- EXERCISE DETAILS:
Check each line below for the word "atmospheres", and copy those that have it.

--- begin DATASET ---

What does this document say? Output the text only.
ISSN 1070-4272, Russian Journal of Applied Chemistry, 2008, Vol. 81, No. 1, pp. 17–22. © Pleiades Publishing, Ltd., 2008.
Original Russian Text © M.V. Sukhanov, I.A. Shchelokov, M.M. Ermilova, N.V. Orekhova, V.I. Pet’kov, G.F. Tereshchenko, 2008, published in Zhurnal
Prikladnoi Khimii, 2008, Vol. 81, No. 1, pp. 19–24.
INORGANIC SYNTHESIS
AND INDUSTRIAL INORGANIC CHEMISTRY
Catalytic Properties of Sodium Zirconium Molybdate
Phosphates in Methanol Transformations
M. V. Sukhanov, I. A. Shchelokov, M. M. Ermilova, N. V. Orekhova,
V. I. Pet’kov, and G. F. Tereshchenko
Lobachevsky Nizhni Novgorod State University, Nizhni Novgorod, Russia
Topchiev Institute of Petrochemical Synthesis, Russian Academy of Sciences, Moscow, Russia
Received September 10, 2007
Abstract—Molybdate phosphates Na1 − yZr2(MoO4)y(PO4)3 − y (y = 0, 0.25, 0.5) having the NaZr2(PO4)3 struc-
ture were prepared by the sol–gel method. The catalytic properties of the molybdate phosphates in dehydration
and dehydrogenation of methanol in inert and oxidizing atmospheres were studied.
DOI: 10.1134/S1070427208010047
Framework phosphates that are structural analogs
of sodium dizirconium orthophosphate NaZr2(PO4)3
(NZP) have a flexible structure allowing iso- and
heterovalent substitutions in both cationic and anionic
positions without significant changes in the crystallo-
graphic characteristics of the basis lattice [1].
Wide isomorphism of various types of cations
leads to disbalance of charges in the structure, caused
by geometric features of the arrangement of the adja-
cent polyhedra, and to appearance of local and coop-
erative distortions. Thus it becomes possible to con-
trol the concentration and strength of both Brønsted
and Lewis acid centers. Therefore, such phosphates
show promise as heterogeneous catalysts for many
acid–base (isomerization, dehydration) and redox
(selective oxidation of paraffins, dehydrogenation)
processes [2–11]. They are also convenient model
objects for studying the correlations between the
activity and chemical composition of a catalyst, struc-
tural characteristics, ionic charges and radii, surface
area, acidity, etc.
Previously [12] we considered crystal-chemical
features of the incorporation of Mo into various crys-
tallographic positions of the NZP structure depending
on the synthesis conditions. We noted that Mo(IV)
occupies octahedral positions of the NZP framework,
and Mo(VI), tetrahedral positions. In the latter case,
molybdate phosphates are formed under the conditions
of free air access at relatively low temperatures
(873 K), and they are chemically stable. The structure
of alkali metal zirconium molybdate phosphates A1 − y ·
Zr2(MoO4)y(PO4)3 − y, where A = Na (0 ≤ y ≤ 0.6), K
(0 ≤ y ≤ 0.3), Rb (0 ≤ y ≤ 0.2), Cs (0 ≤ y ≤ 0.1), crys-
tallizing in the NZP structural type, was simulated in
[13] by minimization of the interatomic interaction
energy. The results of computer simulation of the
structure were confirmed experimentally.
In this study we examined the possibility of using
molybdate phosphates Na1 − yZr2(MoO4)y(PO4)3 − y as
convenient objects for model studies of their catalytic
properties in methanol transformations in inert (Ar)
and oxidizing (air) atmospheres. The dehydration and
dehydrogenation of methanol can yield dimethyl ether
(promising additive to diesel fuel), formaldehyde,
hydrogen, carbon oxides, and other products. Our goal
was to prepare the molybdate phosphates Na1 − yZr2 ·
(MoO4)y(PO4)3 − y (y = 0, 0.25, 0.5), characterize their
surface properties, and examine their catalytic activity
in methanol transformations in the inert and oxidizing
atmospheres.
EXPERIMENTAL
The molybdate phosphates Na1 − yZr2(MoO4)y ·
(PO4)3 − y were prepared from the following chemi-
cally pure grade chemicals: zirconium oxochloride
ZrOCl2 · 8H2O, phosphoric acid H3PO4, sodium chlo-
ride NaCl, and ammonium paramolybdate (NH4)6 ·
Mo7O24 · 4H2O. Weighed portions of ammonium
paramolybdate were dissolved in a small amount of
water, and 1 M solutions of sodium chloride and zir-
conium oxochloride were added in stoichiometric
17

--- end DATASET ---

- REPLY:
and dehydrogenation of methanol in inert and oxidizing atmospheres were studied.
and oxidizing (air) atmospheres. The dehydration and
atmospheres.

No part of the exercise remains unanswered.